> [EXERCISE DIRECTIONS]: Return all entries word for word, but drop any images.
§
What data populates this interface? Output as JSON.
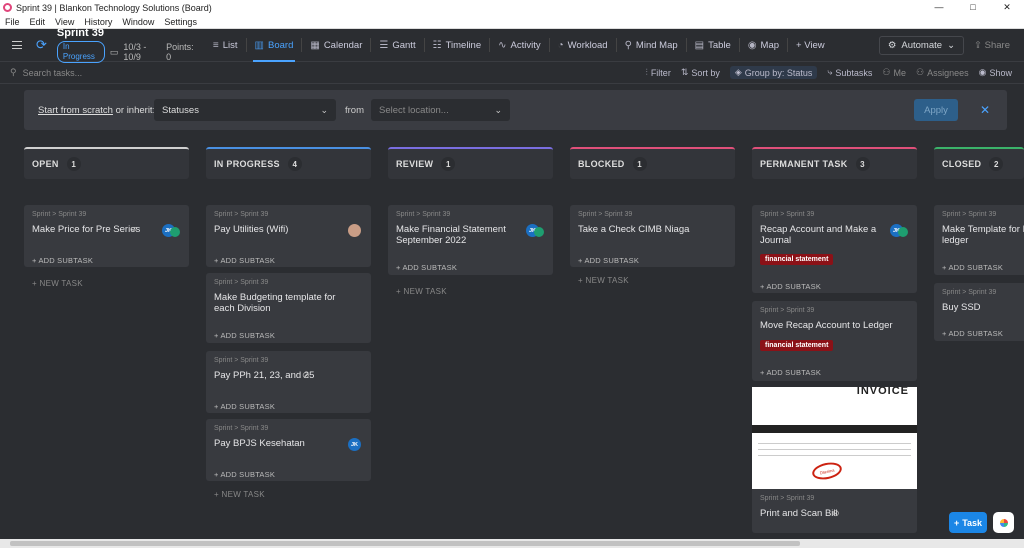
{
  "window": {
    "title": "Sprint 39 | Blankon Technology Solutions (Board)",
    "controls": [
      "—",
      "□",
      "✕"
    ]
  },
  "menu": [
    "File",
    "Edit",
    "View",
    "History",
    "Window",
    "Settings"
  ],
  "sprint": {
    "name": "Sprint 39",
    "status": "In Progress",
    "dates": "10/3 - 10/9",
    "points": "Points: 0"
  },
  "views": [
    {
      "label": "List",
      "icon": "≡"
    },
    {
      "label": "Board",
      "icon": "▥"
    },
    {
      "label": "Calendar",
      "icon": "▦"
    },
    {
      "label": "Gantt",
      "icon": "☰"
    },
    {
      "label": "Timeline",
      "icon": "☷"
    },
    {
      "label": "Activity",
      "icon": "∿"
    },
    {
      "label": "Workload",
      "icon": "◔"
    },
    {
      "label": "Mind Map",
      "icon": "⚲"
    },
    {
      "label": "Table",
      "icon": "▤"
    },
    {
      "label": "Map",
      "icon": "◉"
    },
    {
      "label": "+ View",
      "icon": ""
    }
  ],
  "toolbar_right": {
    "automate": "Automate",
    "share": "Share"
  },
  "search": {
    "placeholder": "Search tasks..."
  },
  "filters": {
    "filter": "Filter",
    "sort": "Sort by",
    "group": "Group by: Status",
    "subtasks": "Subtasks",
    "me": "Me",
    "assignees": "Assignees",
    "show": "Show"
  },
  "inherit": {
    "prefix": "Start from scratch",
    "suffix": "or inherit:",
    "statuses": "Statuses",
    "from": "from",
    "location_placeholder": "Select location...",
    "apply": "Apply"
  },
  "add_subtask": "+ ADD SUBTASK",
  "new_task": "+ NEW TASK",
  "breadcrumb": "Sprint  >  Sprint 39",
  "columns": [
    {
      "name": "OPEN",
      "count": "1",
      "color": "#d0d0d0",
      "cards": [
        {
          "title": "Make Price for Pre Series",
          "avatars": [
            "JK",
            "G"
          ]
        }
      ]
    },
    {
      "name": "IN PROGRESS",
      "count": "4",
      "color": "#4a90e2",
      "cards": [
        {
          "title": "Pay Utilities (Wifi)",
          "avatars": [
            "photo"
          ]
        },
        {
          "title": "Make Budgeting template for each Division"
        },
        {
          "title": "Pay PPh 21, 23, and 25"
        },
        {
          "title": "Pay BPJS Kesehatan",
          "avatars": [
            "JK"
          ]
        }
      ]
    },
    {
      "name": "REVIEW",
      "count": "1",
      "color": "#7a6ee0",
      "cards": [
        {
          "title": "Make Financial Statement September 2022",
          "avatars": [
            "JK",
            "G"
          ]
        }
      ]
    },
    {
      "name": "BLOCKED",
      "count": "1",
      "color": "#e0507a",
      "cards": [
        {
          "title": "Take a Check CIMB Niaga"
        }
      ]
    },
    {
      "name": "PERMANENT TASK",
      "count": "3",
      "color": "#e0507a",
      "cards": [
        {
          "title": "Recap Account and Make a Journal",
          "tag": "financial statement",
          "avatars": [
            "JK",
            "G"
          ]
        },
        {
          "title": "Move Recap Account to Ledger",
          "tag": "financial statement"
        },
        {
          "title": "Print and Scan Bill",
          "invoice_title": "INVOICE",
          "stamp": "Diterima"
        }
      ]
    },
    {
      "name": "CLOSED",
      "count": "2",
      "color": "#3bb36a",
      "cards": [
        {
          "title": "Make Template for Fi... general ledger"
        },
        {
          "title": "Buy SSD"
        }
      ]
    }
  ],
  "fab": {
    "label": "Task"
  }
}
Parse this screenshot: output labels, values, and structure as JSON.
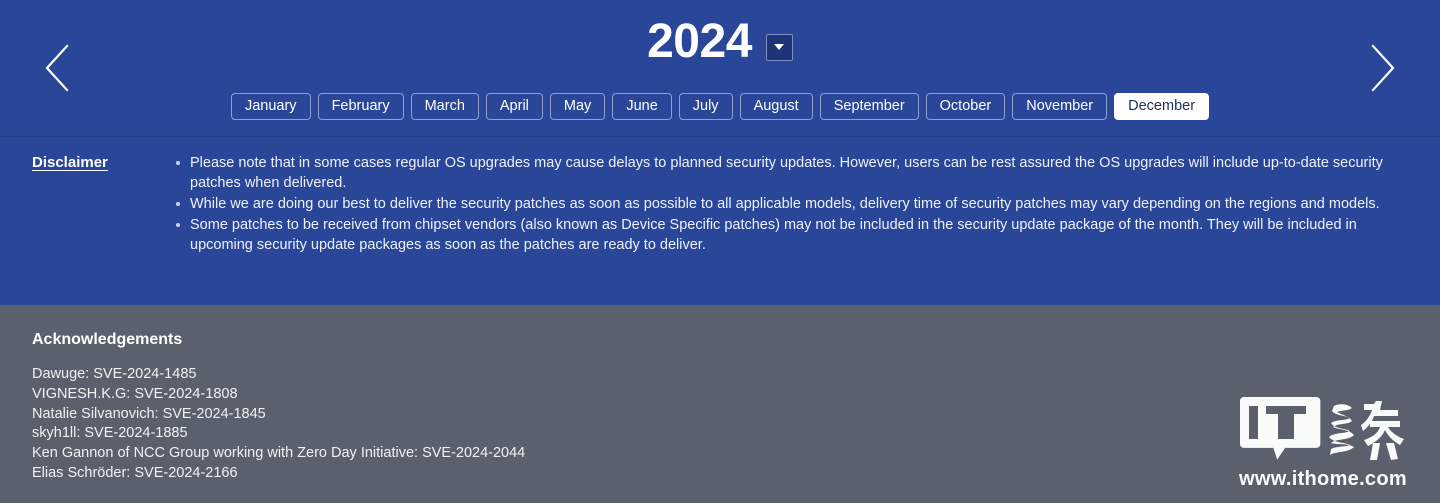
{
  "header": {
    "year": "2024",
    "prev_arrow_icon": "chevron-left-icon",
    "next_arrow_icon": "chevron-right-icon",
    "dropdown_icon": "caret-down-icon",
    "months": [
      {
        "label": "January",
        "active": false
      },
      {
        "label": "February",
        "active": false
      },
      {
        "label": "March",
        "active": false
      },
      {
        "label": "April",
        "active": false
      },
      {
        "label": "May",
        "active": false
      },
      {
        "label": "June",
        "active": false
      },
      {
        "label": "July",
        "active": false
      },
      {
        "label": "August",
        "active": false
      },
      {
        "label": "September",
        "active": false
      },
      {
        "label": "October",
        "active": false
      },
      {
        "label": "November",
        "active": false
      },
      {
        "label": "December",
        "active": true
      }
    ]
  },
  "disclaimer": {
    "label": "Disclaimer",
    "items": [
      "Please note that in some cases regular OS upgrades may cause delays to planned security updates. However, users can be rest assured the OS upgrades will include up-to-date security patches when delivered.",
      "While we are doing our best to deliver the security patches as soon as possible to all applicable models, delivery time of security patches may vary depending on the regions and models.",
      "Some patches to be received from chipset vendors (also known as Device Specific patches) may not be included in the security update package of the month. They will be included in upcoming security update packages as soon as the patches are ready to deliver."
    ]
  },
  "acknowledgements": {
    "title": "Acknowledgements",
    "lines": [
      "Dawuge: SVE-2024-1485",
      "VIGNESH.K.G: SVE-2024-1808",
      "Natalie Silvanovich: SVE-2024-1845",
      "skyh1ll: SVE-2024-1885",
      "Ken Gannon of NCC Group working with Zero Day Initiative: SVE-2024-2044",
      "Elias Schröder: SVE-2024-2166"
    ]
  },
  "watermark": {
    "logo_text": "IT",
    "logo_cjk": "之家",
    "url": "www.ithome.com"
  },
  "colors": {
    "panel_blue": "#2a4699",
    "panel_gray": "#5b616c",
    "active_month_bg": "#ffffff",
    "active_month_text": "#1f2d5c",
    "dropdown_bg": "#1d3478"
  }
}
§
> [EXERCISE RESPONSE]:
What data populates this interface? Output as JSON.
{
  "window": {
    "title": "Sprint 39 | Blankon Technology Solutions (Board)",
    "controls": [
      "—",
      "□",
      "✕"
    ]
  },
  "menu": [
    "File",
    "Edit",
    "View",
    "History",
    "Window",
    "Settings"
  ],
  "sprint": {
    "name": "Sprint 39",
    "status": "In Progress",
    "dates": "10/3 - 10/9",
    "points": "Points: 0"
  },
  "views": [
    {
      "label": "List",
      "icon": "≡"
    },
    {
      "label": "Board",
      "icon": "▥"
    },
    {
      "label": "Calendar",
      "icon": "▦"
    },
    {
      "label": "Gantt",
      "icon": "☰"
    },
    {
      "label": "Timeline",
      "icon": "☷"
    },
    {
      "label": "Activity",
      "icon": "∿"
    },
    {
      "label": "Workload",
      "icon": "◔"
    },
    {
      "label": "Mind Map",
      "icon": "⚲"
    },
    {
      "label": "Table",
      "icon": "▤"
    },
    {
      "label": "Map",
      "icon": "◉"
    },
    {
      "label": "+ View",
      "icon": ""
    }
  ],
  "toolbar_right": {
    "automate": "Automate",
    "share": "Share"
  },
  "search": {
    "placeholder": "Search tasks..."
  },
  "filters": {
    "filter": "Filter",
    "sort": "Sort by",
    "group": "Group by: Status",
    "subtasks": "Subtasks",
    "me": "Me",
    "assignees": "Assignees",
    "show": "Show"
  },
  "inherit": {
    "prefix": "Start from scratch",
    "suffix": "or inherit:",
    "statuses": "Statuses",
    "from": "from",
    "location_placeholder": "Select location...",
    "apply": "Apply"
  },
  "add_subtask": "+ ADD SUBTASK",
  "new_task": "+ NEW TASK",
  "breadcrumb": "Sprint  >  Sprint 39",
  "columns": [
    {
      "name": "OPEN",
      "count": "1",
      "color": "#d0d0d0",
      "cards": [
        {
          "title": "Make Price for Pre Series",
          "avatars": [
            "JK",
            "G"
          ]
        }
      ]
    },
    {
      "name": "IN PROGRESS",
      "count": "4",
      "color": "#4a90e2",
      "cards": [
        {
          "title": "Pay Utilities (Wifi)",
          "avatars": [
            "photo"
          ]
        },
        {
          "title": "Make Budgeting template for each Division"
        },
        {
          "title": "Pay PPh 21, 23, and 25"
        },
        {
          "title": "Pay BPJS Kesehatan",
          "avatars": [
            "JK"
          ]
        }
      ]
    },
    {
      "name": "REVIEW",
      "count": "1",
      "color": "#7a6ee0",
      "cards": [
        {
          "title": "Make Financial Statement September 2022",
          "avatars": [
            "JK",
            "G"
          ]
        }
      ]
    },
    {
      "name": "BLOCKED",
      "count": "1",
      "color": "#e0507a",
      "cards": [
        {
          "title": "Take a Check CIMB Niaga"
        }
      ]
    },
    {
      "name": "PERMANENT TASK",
      "count": "3",
      "color": "#e0507a",
      "cards": [
        {
          "title": "Recap Account and Make a Journal",
          "tag": "financial statement",
          "avatars": [
            "JK",
            "G"
          ]
        },
        {
          "title": "Move Recap Account to Ledger",
          "tag": "financial statement"
        },
        {
          "title": "Print and Scan Bill",
          "invoice_title": "INVOICE",
          "stamp": "Diterima"
        }
      ]
    },
    {
      "name": "CLOSED",
      "count": "2",
      "color": "#3bb36a",
      "cards": [
        {
          "title": "Make Template for Fi... general ledger"
        },
        {
          "title": "Buy SSD"
        }
      ]
    }
  ],
  "fab": {
    "label": "Task"
  }
}
Parse this screenshot: output labels, values, and structure as JSON.
{
  "header": {
    "year": "2024",
    "prev_arrow_icon": "chevron-left-icon",
    "next_arrow_icon": "chevron-right-icon",
    "dropdown_icon": "caret-down-icon",
    "months": [
      {
        "label": "January",
        "active": false
      },
      {
        "label": "February",
        "active": false
      },
      {
        "label": "March",
        "active": false
      },
      {
        "label": "April",
        "active": false
      },
      {
        "label": "May",
        "active": false
      },
      {
        "label": "June",
        "active": false
      },
      {
        "label": "July",
        "active": false
      },
      {
        "label": "August",
        "active": false
      },
      {
        "label": "September",
        "active": false
      },
      {
        "label": "October",
        "active": false
      },
      {
        "label": "November",
        "active": false
      },
      {
        "label": "December",
        "active": true
      }
    ]
  },
  "disclaimer": {
    "label": "Disclaimer",
    "items": [
      "Please note that in some cases regular OS upgrades may cause delays to planned security updates. However, users can be rest assured the OS upgrades will include up-to-date security patches when delivered.",
      "While we are doing our best to deliver the security patches as soon as possible to all applicable models, delivery time of security patches may vary depending on the regions and models.",
      "Some patches to be received from chipset vendors (also known as Device Specific patches) may not be included in the security update package of the month. They will be included in upcoming security update packages as soon as the patches are ready to deliver."
    ]
  },
  "acknowledgements": {
    "title": "Acknowledgements",
    "lines": [
      "Dawuge: SVE-2024-1485",
      "VIGNESH.K.G: SVE-2024-1808",
      "Natalie Silvanovich: SVE-2024-1845",
      "skyh1ll: SVE-2024-1885",
      "Ken Gannon of NCC Group working with Zero Day Initiative: SVE-2024-2044",
      "Elias Schröder: SVE-2024-2166"
    ]
  },
  "watermark": {
    "logo_text": "IT",
    "logo_cjk": "之家",
    "url": "www.ithome.com"
  },
  "colors": {
    "panel_blue": "#2a4699",
    "panel_gray": "#5b616c",
    "active_month_bg": "#ffffff",
    "active_month_text": "#1f2d5c",
    "dropdown_bg": "#1d3478"
  }
}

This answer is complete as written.